§ Work to complete: Find every line with the word "this". Copy those lines.

§ Data provided:
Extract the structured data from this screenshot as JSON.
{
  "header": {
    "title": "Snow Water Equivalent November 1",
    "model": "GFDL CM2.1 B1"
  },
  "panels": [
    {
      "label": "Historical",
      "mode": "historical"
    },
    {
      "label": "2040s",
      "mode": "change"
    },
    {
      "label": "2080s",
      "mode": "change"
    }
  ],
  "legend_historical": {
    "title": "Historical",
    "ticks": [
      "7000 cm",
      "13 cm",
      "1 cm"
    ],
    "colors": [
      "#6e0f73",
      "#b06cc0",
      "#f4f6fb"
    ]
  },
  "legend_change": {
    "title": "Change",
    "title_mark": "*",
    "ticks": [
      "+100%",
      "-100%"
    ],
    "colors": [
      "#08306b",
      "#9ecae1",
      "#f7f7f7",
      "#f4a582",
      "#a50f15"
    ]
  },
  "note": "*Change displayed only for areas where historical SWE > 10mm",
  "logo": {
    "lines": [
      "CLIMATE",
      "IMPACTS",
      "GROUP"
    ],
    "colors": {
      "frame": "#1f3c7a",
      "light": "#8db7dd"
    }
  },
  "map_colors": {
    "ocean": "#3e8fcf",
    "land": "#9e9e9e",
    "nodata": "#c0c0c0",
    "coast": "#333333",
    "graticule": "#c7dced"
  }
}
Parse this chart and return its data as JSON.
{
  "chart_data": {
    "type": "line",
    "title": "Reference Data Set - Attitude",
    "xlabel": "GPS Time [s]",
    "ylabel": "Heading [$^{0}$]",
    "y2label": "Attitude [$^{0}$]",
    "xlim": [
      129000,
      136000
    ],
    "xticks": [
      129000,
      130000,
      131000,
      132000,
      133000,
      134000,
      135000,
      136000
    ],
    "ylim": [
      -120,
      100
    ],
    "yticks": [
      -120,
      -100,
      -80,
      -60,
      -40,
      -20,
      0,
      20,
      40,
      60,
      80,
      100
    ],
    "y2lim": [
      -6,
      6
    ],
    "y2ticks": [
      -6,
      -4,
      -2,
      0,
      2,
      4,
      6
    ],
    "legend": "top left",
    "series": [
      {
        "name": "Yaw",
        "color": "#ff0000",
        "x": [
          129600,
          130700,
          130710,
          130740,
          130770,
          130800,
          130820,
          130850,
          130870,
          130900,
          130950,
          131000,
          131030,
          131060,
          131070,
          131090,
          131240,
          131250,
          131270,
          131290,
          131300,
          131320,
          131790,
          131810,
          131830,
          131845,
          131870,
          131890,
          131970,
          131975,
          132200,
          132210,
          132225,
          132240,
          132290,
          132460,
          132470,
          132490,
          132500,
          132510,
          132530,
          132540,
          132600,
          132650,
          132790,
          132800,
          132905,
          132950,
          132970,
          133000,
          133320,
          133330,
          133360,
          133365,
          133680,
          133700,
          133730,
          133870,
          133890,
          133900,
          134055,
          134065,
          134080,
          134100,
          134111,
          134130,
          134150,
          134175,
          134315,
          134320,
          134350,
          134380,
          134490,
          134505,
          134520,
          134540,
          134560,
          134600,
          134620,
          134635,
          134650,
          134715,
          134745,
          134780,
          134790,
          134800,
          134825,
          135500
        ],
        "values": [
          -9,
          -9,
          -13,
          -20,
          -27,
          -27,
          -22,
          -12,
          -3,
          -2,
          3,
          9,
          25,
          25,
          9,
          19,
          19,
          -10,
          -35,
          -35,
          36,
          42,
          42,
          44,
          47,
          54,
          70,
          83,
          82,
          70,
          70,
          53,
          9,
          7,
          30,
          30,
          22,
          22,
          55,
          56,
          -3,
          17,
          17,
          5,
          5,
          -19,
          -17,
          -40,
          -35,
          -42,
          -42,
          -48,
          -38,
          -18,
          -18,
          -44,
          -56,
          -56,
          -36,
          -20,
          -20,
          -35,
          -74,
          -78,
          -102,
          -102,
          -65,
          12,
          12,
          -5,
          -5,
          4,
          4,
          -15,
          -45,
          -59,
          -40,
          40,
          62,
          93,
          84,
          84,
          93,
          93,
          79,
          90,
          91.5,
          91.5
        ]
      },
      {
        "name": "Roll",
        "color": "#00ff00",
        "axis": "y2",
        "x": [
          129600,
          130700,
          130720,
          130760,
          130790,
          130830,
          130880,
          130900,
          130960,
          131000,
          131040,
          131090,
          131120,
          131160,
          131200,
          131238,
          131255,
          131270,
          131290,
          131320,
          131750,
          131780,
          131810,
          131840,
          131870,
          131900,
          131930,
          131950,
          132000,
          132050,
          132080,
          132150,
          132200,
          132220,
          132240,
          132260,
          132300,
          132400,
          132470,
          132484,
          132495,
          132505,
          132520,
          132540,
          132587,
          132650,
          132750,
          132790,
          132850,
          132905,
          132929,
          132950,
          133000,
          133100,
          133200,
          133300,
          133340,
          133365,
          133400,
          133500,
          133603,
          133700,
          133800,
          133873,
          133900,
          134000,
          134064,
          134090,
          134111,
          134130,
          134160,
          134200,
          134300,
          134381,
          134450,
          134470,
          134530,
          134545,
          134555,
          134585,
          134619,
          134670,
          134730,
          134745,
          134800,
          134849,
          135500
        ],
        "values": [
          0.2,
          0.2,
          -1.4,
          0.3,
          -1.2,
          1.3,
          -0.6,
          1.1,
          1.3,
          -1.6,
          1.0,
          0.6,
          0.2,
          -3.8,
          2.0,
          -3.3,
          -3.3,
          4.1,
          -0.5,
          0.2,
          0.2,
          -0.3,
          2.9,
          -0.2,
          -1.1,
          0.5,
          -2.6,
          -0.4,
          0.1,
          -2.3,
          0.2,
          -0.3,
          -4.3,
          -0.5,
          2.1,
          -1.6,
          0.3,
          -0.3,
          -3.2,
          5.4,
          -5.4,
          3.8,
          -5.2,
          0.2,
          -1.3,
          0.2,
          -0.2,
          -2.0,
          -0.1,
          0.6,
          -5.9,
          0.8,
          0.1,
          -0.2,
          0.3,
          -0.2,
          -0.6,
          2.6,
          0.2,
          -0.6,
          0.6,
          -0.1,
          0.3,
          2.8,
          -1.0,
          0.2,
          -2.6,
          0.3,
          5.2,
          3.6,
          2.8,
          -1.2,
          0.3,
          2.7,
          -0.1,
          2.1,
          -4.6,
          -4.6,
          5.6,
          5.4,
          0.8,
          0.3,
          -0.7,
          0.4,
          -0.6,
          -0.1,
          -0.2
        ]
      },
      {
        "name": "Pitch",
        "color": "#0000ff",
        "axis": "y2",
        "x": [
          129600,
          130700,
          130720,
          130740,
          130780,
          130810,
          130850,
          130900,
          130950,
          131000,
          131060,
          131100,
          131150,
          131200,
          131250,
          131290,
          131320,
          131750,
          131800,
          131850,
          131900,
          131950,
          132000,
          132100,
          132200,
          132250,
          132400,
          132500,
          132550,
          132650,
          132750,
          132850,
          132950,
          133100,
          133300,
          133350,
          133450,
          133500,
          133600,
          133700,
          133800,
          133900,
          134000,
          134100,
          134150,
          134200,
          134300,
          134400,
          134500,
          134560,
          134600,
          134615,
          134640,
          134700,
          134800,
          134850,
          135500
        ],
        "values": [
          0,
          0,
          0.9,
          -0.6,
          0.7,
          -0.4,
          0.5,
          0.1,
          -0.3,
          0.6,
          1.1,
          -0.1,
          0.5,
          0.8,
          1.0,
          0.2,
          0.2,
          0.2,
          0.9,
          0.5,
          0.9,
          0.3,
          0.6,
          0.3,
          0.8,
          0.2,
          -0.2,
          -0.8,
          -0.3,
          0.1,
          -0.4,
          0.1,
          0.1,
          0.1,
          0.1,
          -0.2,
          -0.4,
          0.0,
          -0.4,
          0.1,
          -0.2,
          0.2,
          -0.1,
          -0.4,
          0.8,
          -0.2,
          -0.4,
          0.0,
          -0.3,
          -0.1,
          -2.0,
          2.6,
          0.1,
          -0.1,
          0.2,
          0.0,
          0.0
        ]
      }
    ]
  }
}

§ Final result:
Extract the structured data from this screenshot as JSON.
Parse this chart and return its data as JSON.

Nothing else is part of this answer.